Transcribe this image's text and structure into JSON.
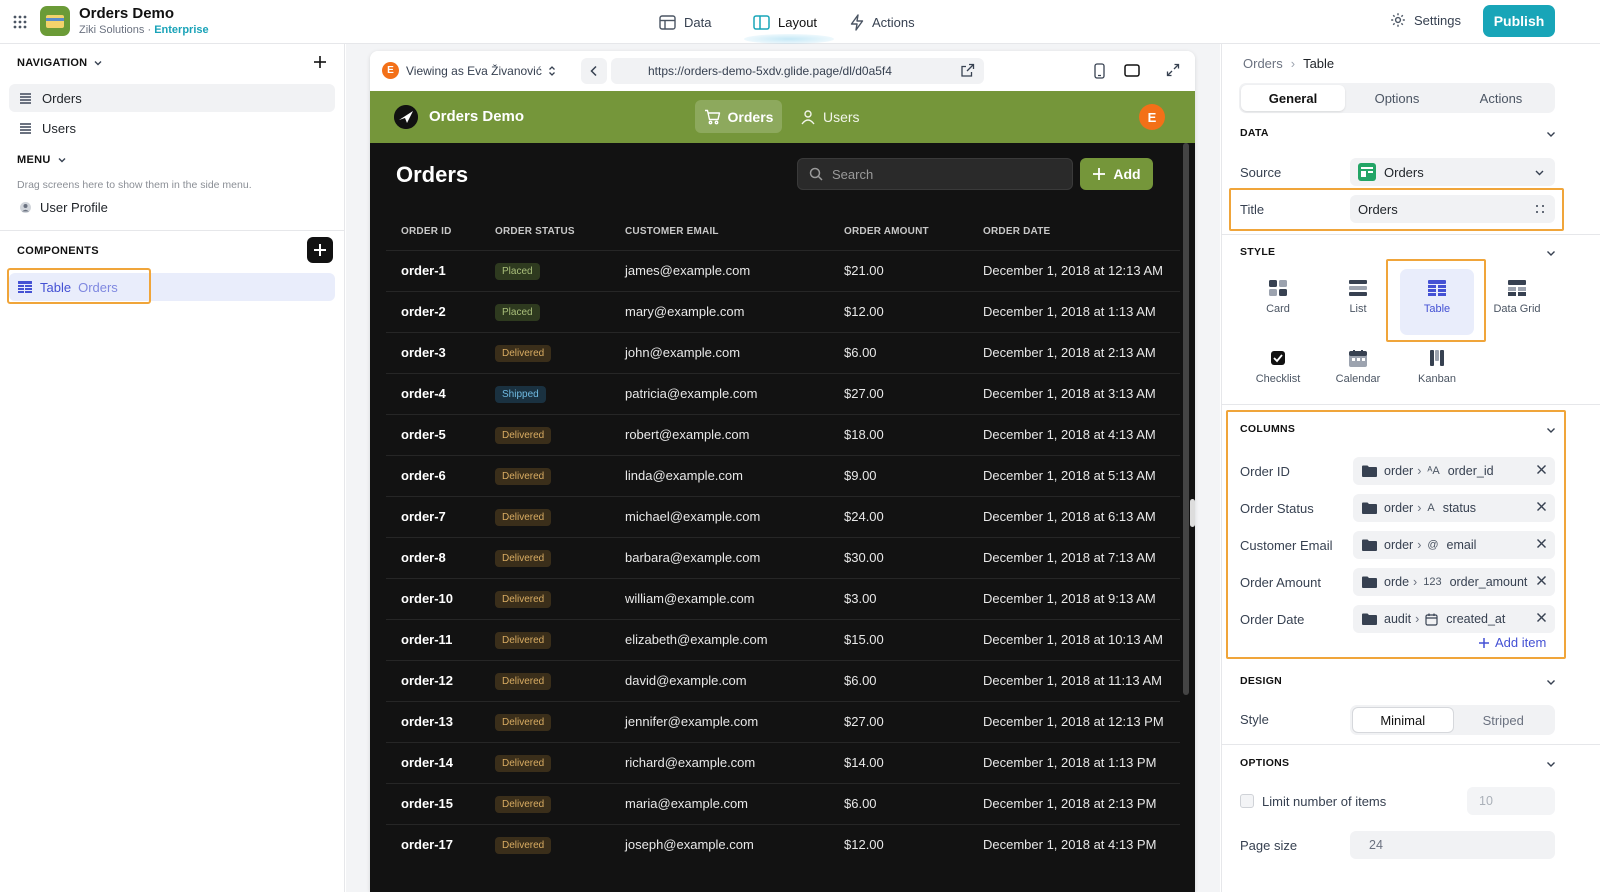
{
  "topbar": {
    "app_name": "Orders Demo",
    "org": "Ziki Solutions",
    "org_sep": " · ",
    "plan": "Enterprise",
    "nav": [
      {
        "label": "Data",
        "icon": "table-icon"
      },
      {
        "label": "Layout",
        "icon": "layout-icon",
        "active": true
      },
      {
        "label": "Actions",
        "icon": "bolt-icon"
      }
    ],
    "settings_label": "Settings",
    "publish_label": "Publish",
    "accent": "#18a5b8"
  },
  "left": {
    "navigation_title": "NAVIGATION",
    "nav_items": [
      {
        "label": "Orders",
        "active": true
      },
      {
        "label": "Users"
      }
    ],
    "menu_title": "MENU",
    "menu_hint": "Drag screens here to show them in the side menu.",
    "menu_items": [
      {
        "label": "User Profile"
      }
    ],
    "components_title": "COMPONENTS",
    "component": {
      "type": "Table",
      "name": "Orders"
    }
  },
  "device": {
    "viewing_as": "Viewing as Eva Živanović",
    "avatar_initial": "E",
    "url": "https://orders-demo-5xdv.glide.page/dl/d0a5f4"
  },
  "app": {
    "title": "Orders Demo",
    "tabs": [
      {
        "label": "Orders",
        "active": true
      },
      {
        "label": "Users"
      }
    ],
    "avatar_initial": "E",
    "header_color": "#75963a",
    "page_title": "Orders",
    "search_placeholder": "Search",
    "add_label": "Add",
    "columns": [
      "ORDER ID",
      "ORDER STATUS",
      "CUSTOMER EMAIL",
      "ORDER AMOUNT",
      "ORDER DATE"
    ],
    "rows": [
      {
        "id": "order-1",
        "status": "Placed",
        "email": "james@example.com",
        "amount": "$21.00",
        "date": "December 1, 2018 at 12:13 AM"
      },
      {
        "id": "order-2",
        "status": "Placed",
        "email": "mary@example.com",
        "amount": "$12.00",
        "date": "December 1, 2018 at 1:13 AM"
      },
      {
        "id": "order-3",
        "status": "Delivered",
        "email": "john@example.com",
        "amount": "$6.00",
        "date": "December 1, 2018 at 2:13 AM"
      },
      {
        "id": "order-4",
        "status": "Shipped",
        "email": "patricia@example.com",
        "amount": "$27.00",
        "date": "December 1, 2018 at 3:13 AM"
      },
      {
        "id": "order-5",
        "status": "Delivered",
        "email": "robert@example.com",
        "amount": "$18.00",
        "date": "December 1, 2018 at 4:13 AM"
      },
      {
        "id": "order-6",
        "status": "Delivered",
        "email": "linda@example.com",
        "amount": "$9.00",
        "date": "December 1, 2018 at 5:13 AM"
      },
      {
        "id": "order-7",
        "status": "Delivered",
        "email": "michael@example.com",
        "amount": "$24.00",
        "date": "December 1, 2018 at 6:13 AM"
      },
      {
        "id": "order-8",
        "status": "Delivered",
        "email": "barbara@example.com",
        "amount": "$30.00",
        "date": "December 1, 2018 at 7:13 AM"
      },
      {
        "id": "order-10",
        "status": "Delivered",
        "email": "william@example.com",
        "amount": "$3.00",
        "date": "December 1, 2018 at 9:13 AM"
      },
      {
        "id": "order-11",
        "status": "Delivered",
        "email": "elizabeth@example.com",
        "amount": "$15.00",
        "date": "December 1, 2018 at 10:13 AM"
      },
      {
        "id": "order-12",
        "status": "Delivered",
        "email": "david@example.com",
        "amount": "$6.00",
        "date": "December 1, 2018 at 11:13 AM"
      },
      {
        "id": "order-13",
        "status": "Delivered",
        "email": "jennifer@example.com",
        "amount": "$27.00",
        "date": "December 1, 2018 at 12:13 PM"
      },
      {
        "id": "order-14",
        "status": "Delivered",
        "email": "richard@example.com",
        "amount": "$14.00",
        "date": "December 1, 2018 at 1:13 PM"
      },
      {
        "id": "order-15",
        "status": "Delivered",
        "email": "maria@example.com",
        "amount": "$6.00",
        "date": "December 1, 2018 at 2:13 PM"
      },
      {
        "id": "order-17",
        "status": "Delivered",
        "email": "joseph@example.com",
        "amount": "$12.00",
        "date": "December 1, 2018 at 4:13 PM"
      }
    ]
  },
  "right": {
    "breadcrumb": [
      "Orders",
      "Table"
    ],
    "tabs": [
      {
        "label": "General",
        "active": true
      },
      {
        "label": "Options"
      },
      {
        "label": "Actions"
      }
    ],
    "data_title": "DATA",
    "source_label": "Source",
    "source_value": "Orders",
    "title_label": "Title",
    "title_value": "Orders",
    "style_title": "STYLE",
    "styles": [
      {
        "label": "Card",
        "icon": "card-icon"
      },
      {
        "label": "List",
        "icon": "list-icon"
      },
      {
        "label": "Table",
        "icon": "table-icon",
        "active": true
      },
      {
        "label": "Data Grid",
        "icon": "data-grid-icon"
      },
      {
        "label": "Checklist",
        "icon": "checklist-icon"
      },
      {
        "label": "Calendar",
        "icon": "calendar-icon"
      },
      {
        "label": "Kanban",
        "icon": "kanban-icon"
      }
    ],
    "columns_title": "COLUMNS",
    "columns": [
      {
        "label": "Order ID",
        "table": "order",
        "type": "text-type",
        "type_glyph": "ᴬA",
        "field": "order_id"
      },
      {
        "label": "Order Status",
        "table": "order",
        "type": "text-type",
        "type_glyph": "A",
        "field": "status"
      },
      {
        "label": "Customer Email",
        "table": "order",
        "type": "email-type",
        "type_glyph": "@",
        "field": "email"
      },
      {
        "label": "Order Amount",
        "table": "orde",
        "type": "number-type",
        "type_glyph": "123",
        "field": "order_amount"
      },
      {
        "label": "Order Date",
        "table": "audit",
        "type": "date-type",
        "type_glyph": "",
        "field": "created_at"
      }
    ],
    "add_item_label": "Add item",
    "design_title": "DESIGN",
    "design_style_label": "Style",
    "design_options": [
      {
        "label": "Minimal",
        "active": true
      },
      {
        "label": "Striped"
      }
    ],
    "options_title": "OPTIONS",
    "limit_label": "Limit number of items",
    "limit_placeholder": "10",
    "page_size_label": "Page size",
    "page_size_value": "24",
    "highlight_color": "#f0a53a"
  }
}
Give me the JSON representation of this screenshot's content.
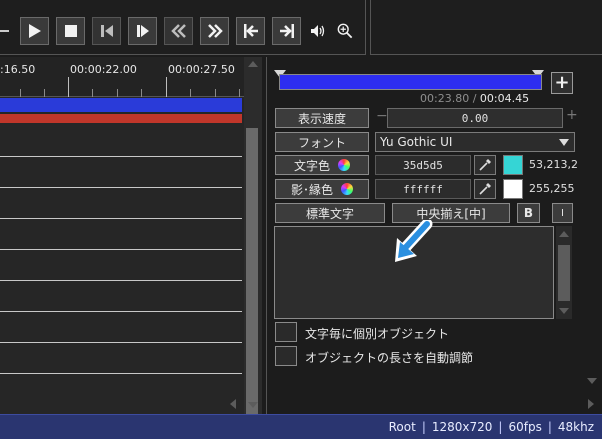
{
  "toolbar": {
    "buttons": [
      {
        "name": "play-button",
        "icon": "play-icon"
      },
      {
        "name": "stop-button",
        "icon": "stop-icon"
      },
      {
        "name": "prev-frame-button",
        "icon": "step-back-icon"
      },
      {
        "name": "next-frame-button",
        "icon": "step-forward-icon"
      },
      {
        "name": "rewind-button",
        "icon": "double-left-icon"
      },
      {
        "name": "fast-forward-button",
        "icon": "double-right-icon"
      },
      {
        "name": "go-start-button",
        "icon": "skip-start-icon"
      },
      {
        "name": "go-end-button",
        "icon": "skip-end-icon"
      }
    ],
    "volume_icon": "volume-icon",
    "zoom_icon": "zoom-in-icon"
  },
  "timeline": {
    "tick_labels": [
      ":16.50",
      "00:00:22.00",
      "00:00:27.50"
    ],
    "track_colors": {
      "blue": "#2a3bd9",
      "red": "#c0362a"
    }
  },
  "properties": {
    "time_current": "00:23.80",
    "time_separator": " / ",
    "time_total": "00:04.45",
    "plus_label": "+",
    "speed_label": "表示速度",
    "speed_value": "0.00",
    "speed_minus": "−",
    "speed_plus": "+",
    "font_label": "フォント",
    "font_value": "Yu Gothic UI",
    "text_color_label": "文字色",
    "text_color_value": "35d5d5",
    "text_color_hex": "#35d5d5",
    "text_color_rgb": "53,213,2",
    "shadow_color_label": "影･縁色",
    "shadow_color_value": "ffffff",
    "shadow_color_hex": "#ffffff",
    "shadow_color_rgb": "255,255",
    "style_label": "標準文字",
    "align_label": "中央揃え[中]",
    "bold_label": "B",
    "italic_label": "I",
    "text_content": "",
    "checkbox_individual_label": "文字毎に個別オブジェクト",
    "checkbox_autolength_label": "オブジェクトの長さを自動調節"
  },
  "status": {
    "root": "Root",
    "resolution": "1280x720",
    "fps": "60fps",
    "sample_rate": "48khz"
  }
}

— Required task —
How many lines of these entries contain the string "ffffff"? Reply with the number alone.

— Expected output —
2